O problema do termo intercultural, como uma forma abreviada englobando práticas teatrais complexas, é sua proveniência do campo das ciências sociais e o fato de que não consegue fazer justiça ao complexo jogo de negociação cultural que ocorre no microcosmo do corpo do ator em formação e no palco. Embora o projeto Interweaving Performance Cultures de Fischer-Lichte seja um modelo mais sutil e bem-sucedido, que extrai do campo do teatro o tecido teatral que resulta desse processo de tessitura, corre o risco de resolver a diferença e, com isso, ofuscar o que Barba (1999) e Cláudia Tatinge Nascimento (2009) denominaram estrangeiridade.
Tanto Barba como Nascimento empregam o termo estrangeiridade para evocar o duplo estranhamento do profissional de teatro laboratório tanto entre suas próprias raízes culturais e as convenções do teatro dominante (hegemônico). De acordo com Nascimento (2009, p. 9), o conceito de estrangeiridade encapsula.
[…] uma situação de estranhamento simultâneo […] pelo sistemático cruzamento de fronteira cultural, o envolvimento com culturas estrangeiras termina por ativar um sentido de familiaridade […].
Entretanto, esse sentido de resolução, de familiaridade com a cultura estrangeira, é problematizado por Barba. Para ele, a estrangeiridade conota um espaço no entre, um estranhamento a partir de si, um processo permanente de exílio e questionamento pela arte. Em A Premise on Written Silence (1986), Barba conecta explicitamente a estrangeiridade com seu conceito de ilhas flutuantes, uma ideia de uma comunidade transnacional de artistas com mentalidade semelhante e que fosse informada por seu mapeamento da comunidade do Terceiro Teatro. Forçado a admitir que seu trabalho é intercultural ou multicultural durante uma conversa com Ian Watson (2002), publicada no livro Negotiating Cultures: Eugenio Barba and the intercultural debate, Barba responde:
Somente um modo preguiçoso de pensar tentaria explicar a complexidade, a continuidade, a consistência, assim como os resultados muitas vezes contraditórios de nosso grupo por meio da fórmula mágica ‘intercultural’ […] A palavra ‘intercultural’ como instrumento cognitivo ou ferramenta de análise não ajuda em nada a esclarecer, interpretar ou explicar a identidade profissional específica das pessoas do Odin (Barba apud Watson, 2002, p. 238-239).

## [Itens fornecidos]
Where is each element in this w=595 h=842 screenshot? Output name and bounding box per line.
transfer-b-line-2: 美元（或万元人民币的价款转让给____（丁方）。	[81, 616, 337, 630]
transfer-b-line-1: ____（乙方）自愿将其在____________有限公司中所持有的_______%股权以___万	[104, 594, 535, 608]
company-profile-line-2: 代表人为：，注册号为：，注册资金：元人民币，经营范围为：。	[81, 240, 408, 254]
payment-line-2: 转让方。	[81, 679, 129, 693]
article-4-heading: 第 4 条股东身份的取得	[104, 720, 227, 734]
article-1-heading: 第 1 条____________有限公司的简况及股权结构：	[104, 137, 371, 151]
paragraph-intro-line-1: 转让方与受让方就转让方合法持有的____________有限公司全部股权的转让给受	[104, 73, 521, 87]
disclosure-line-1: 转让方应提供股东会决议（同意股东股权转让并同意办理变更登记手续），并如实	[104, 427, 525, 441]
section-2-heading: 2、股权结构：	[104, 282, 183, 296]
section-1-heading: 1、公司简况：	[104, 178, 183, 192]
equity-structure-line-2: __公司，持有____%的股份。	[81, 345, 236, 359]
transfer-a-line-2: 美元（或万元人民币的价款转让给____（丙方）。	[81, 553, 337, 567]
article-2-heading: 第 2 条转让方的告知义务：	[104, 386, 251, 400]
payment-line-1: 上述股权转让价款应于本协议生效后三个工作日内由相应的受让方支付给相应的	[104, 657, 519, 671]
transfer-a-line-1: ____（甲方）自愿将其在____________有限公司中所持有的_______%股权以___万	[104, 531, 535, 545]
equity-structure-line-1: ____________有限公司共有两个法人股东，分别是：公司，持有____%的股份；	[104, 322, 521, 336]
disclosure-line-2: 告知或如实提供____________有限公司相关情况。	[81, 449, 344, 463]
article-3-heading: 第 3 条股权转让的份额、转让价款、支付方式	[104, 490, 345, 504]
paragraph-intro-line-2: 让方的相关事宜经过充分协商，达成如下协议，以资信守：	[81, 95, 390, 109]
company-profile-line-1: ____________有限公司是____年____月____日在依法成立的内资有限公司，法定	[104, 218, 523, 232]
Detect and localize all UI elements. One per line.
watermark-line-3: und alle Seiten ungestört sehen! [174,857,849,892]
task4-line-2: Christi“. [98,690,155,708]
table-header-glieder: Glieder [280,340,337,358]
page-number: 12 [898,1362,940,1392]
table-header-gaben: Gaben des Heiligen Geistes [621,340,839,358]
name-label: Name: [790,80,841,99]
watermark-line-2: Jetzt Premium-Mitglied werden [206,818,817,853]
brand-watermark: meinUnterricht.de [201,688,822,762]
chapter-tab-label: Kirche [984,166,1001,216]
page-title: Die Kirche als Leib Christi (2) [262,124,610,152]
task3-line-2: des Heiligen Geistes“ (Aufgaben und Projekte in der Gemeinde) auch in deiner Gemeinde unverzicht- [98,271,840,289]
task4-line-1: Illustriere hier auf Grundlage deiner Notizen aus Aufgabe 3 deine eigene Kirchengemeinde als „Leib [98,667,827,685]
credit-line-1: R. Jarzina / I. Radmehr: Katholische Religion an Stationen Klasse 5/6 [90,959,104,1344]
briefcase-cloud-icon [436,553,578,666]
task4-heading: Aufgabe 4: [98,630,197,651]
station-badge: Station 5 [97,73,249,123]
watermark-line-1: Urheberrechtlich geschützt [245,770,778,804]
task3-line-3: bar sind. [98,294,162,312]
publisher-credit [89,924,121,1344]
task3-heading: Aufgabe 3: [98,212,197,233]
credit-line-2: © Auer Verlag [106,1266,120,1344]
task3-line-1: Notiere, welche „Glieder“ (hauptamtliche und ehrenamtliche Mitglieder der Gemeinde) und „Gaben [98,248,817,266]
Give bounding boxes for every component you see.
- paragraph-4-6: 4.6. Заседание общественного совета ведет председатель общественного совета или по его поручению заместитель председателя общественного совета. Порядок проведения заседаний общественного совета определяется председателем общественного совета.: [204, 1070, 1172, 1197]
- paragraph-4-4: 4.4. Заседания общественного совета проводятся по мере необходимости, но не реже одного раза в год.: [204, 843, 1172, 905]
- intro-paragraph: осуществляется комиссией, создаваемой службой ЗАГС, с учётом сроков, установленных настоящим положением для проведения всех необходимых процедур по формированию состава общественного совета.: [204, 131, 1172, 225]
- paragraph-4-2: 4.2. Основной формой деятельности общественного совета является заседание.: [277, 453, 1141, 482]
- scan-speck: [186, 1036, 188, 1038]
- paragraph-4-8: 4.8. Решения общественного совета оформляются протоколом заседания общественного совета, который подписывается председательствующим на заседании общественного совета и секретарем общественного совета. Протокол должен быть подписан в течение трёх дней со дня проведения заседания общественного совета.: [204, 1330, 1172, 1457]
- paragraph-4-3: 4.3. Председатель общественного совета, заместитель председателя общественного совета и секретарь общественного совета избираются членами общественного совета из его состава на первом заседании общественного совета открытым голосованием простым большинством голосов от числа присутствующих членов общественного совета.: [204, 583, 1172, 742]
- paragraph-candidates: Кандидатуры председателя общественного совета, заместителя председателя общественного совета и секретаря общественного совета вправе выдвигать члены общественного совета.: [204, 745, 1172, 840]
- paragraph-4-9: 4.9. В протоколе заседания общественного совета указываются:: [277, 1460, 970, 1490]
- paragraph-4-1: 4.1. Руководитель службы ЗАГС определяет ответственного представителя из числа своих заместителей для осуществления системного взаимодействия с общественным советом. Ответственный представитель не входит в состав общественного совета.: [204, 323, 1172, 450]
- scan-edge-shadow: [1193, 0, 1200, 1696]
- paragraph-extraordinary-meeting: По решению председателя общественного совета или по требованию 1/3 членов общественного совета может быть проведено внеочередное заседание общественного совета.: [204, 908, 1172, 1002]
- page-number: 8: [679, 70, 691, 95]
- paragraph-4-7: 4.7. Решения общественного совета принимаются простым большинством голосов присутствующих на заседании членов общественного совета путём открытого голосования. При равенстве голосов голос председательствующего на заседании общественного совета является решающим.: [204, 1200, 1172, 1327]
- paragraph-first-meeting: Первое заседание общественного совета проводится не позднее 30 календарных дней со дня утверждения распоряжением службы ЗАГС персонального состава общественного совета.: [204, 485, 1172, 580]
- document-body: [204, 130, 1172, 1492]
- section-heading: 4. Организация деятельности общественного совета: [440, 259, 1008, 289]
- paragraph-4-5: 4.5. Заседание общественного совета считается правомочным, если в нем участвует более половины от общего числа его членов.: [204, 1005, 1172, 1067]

## [Objetivo do exercício]
Transcreva do trecho sobre teatro intercultural a parte entre "Tanto Barba como" e "de familiaridade […].", incluindo essas duas passagens.

## [Solução]
Tanto Barba como Nascimento empregam o termo estrangeiridade para evocar o duplo estranhamento do profissional de teatro laboratório tanto entre suas próprias raízes culturais e as convenções do teatro dominante (hegemônico). De acordo com Nascimento (2009, p. 9), o conceito de estrangeiridade encapsula.
[…] uma situação de estranhamento simultâneo […] pelo sistemático cruzamento de fronteira cultural, o envolvimento com culturas estrangeiras termina por ativar um sentido de familiaridade […].